> [Stated task]:
Gather all lines with the word "emoji" in them.
═══ Input records
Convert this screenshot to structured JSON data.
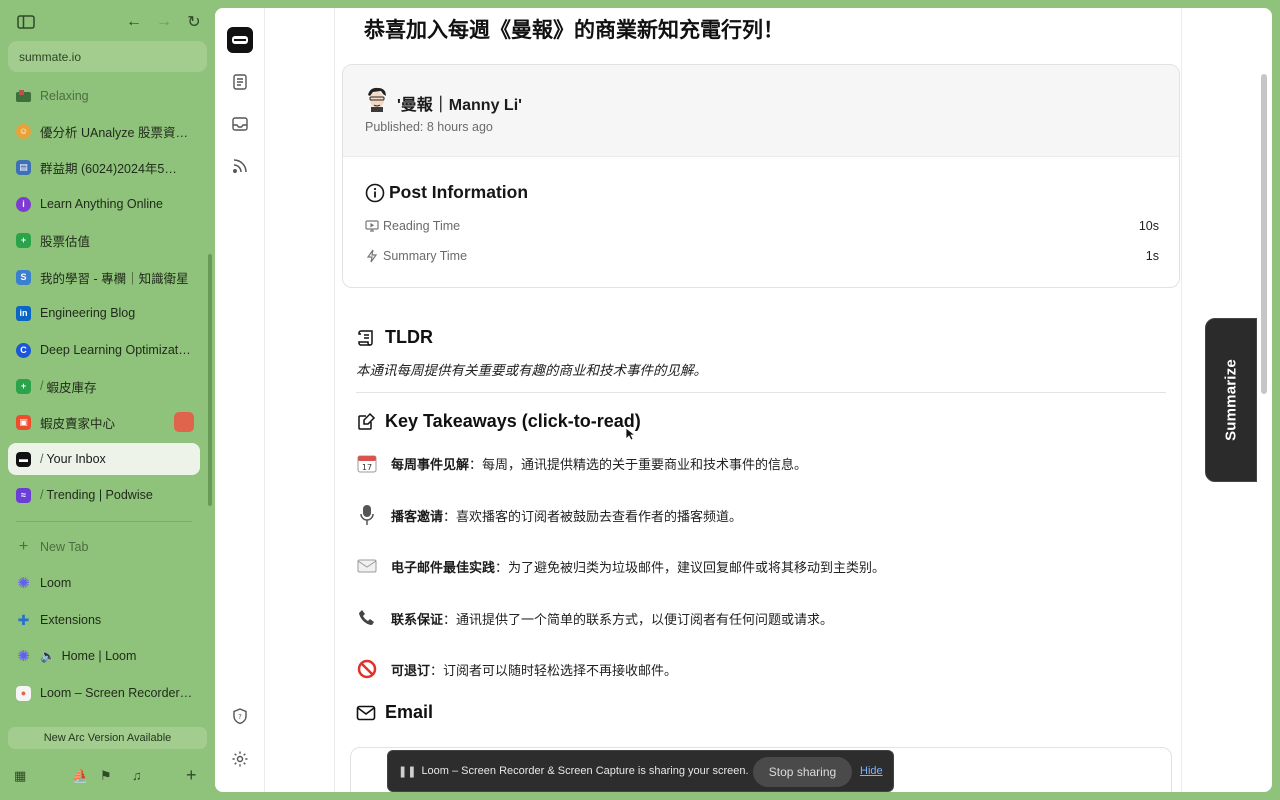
{
  "sidebar": {
    "url": "summate.io",
    "tabs": [
      {
        "label": "Relaxing",
        "icon": "folder-flag-icon",
        "color": "#c0504d"
      },
      {
        "label": "優分析 UAnalyze 股票資…",
        "icon": "uanalyze-favicon-icon",
        "color": "#e7a33a"
      },
      {
        "label": "群益期 (6024)2024年5…",
        "icon": "document-favicon-icon",
        "color": "#3f6fb5"
      },
      {
        "label": "Learn Anything Online",
        "icon": "learn-favicon-icon",
        "color": "#7d3bd1"
      },
      {
        "label": "股票估值",
        "icon": "plus-sheet-favicon-icon",
        "color": "#2aa34a"
      },
      {
        "label": "我的學習 - 專欄｜知識衛星",
        "icon": "knowledge-favicon-icon",
        "color": "#3b7fd0"
      },
      {
        "label": "Engineering Blog",
        "icon": "linkedin-icon",
        "color": "#0a66c2"
      },
      {
        "label": "Deep Learning Optimizat…",
        "icon": "coursera-icon",
        "color": "#1a56db"
      },
      {
        "label": "蝦皮庫存",
        "icon": "plus-sheet-favicon-icon",
        "color": "#2aa34a"
      },
      {
        "label": "蝦皮賣家中心",
        "icon": "shopee-icon",
        "color": "#ee4d2d"
      },
      {
        "label": "Your Inbox",
        "icon": "summate-favicon-icon",
        "color": "#111111"
      },
      {
        "label": "Trending | Podwise",
        "icon": "podwise-favicon-icon",
        "color": "#6b3fd6"
      }
    ],
    "new_tab": "New Tab",
    "pinned": [
      {
        "label": "Loom",
        "icon": "loom-icon"
      },
      {
        "label": "Extensions",
        "icon": "puzzle-icon"
      },
      {
        "label": "Home | Loom",
        "icon": "loom-icon"
      },
      {
        "label": "Loom – Screen Recorder…",
        "icon": "loom-recorder-icon"
      }
    ],
    "update_banner": "New Arc Version Available",
    "accent": "#8fc27a"
  },
  "article": {
    "title": "恭喜加入每週《曼報》的商業新知充電行列！",
    "author": "'曼報｜Manny Li'",
    "published": "Published: 8 hours ago",
    "info_title": "Post Information",
    "reading_time_label": "Reading Time",
    "reading_time_value": "10s",
    "summary_time_label": "Summary Time",
    "summary_time_value": "1s",
    "tldr_title": "TLDR",
    "tldr_text": "本通讯每周提供有关重要或有趣的商业和技术事件的见解。",
    "takeaways_title": "Key Takeaways (click-to-read)",
    "takeaways": [
      {
        "emoji": "calendar-emoji-icon",
        "title": "每周事件见解",
        "text": "：每周，通讯提供精选的关于重要商业和技术事件的信息。"
      },
      {
        "emoji": "microphone-emoji-icon",
        "title": "播客邀请",
        "text": "：喜欢播客的订阅者被鼓励去查看作者的播客频道。"
      },
      {
        "emoji": "envelope-emoji-icon",
        "title": "电子邮件最佳实践",
        "text": "：为了避免被归类为垃圾邮件，建议回复邮件或将其移动到主类别。"
      },
      {
        "emoji": "telephone-emoji-icon",
        "title": "联系保证",
        "text": "：通讯提供了一个简单的联系方式，以便订阅者有任何问题或请求。"
      },
      {
        "emoji": "no-entry-emoji-icon",
        "title": "可退订",
        "text": "：订阅者可以随时轻松选择不再接收邮件。"
      }
    ],
    "email_title": "Email"
  },
  "summarize_button": "Summarize",
  "share_bar": {
    "message": "Loom – Screen Recorder & Screen Capture is sharing your screen.",
    "stop_label": "Stop sharing",
    "hide_label": "Hide"
  }
}
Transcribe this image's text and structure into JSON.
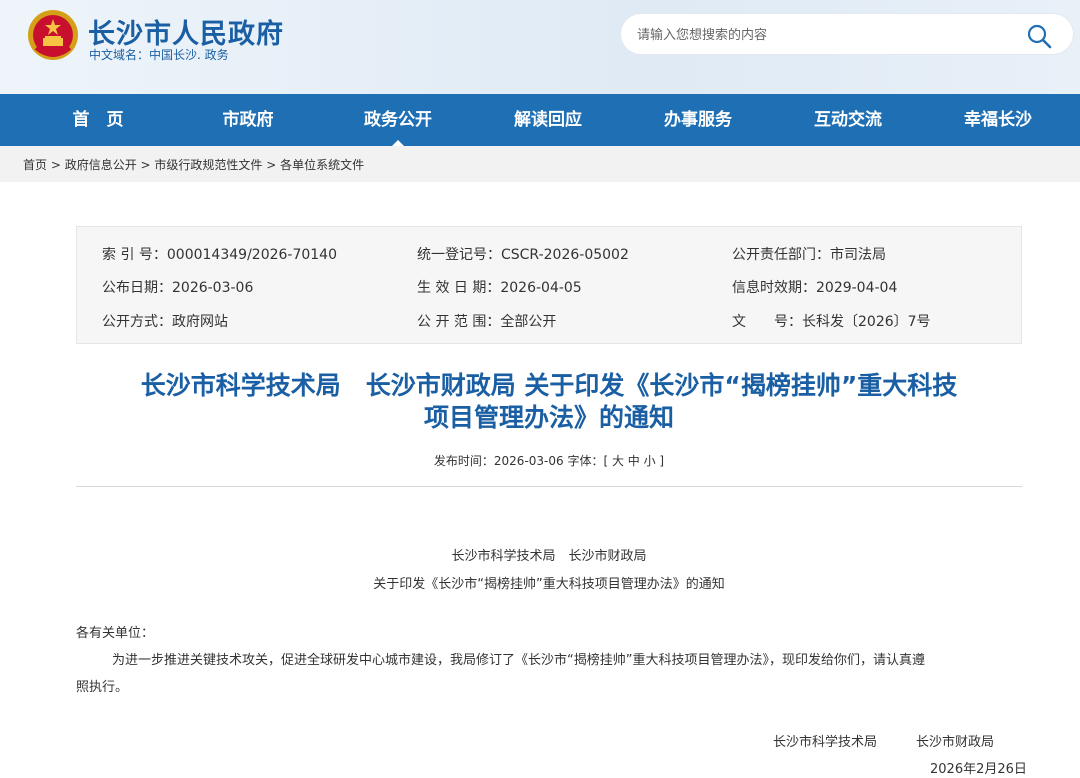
{
  "header": {
    "site_title": "长沙市人民政府",
    "domain_line": "中文域名：中国长沙. 政务",
    "search_placeholder": "请输入您想搜索的内容",
    "emblem_icon": "national-emblem-icon",
    "search_icon": "magnifier-icon"
  },
  "nav": {
    "items": [
      "首　页",
      "市政府",
      "政务公开",
      "解读回应",
      "办事服务",
      "互动交流",
      "幸福长沙"
    ],
    "active_index": 2,
    "bg_color": "#1f6fb5"
  },
  "breadcrumb": {
    "items": [
      "首页",
      "政府信息公开",
      "市级行政规范性文件",
      "各单位系统文件"
    ],
    "separator": " > "
  },
  "meta": {
    "index_no": "索 引 号：000014349/2026-70140",
    "unified_no": "统一登记号：CSCR-2026-05002",
    "department": "公开责任部门：市司法局",
    "publish_date": "公布日期：2026-03-06",
    "effective_date": "生 效 日 期：2026-04-05",
    "expire_date": "信息时效期：2029-04-04",
    "open_method": "公开方式：政府网站",
    "open_scope": "公 开 范 围：全部公开",
    "doc_no": "文　　号：长科发〔2026〕7号"
  },
  "article": {
    "title_line1": "长沙市科学技术局　长沙市财政局 关于印发《长沙市“揭榜挂帅”重大科技",
    "title_line2": "项目管理办法》的通知",
    "pub_line": "发布时间：2026-03-06  字体：[ 大 中 小 ]",
    "issuers_line": "长沙市科学技术局　长沙市财政局",
    "subject_line": "关于印发《长沙市“揭榜挂帅”重大科技项目管理办法》的通知",
    "salutation": "各有关单位：",
    "paragraph1_a": "为进一步推进关键技术攻关，促进全球研发中心城市建设，我局修订了《长沙市“揭榜挂帅”重大科技项目管理办法》，现印发给你们，请认真遵",
    "paragraph1_b": "照执行。",
    "signature": "长沙市科学技术局　　　长沙市财政局",
    "sign_date": "2026年2月26日"
  }
}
══════
> [Result]:
        "emoji": "calendar-emoji-icon",
        "emoji": "microphone-emoji-icon",
        "emoji": "envelope-emoji-icon",
        "emoji": "telephone-emoji-icon",
        "emoji": "no-entry-emoji-icon",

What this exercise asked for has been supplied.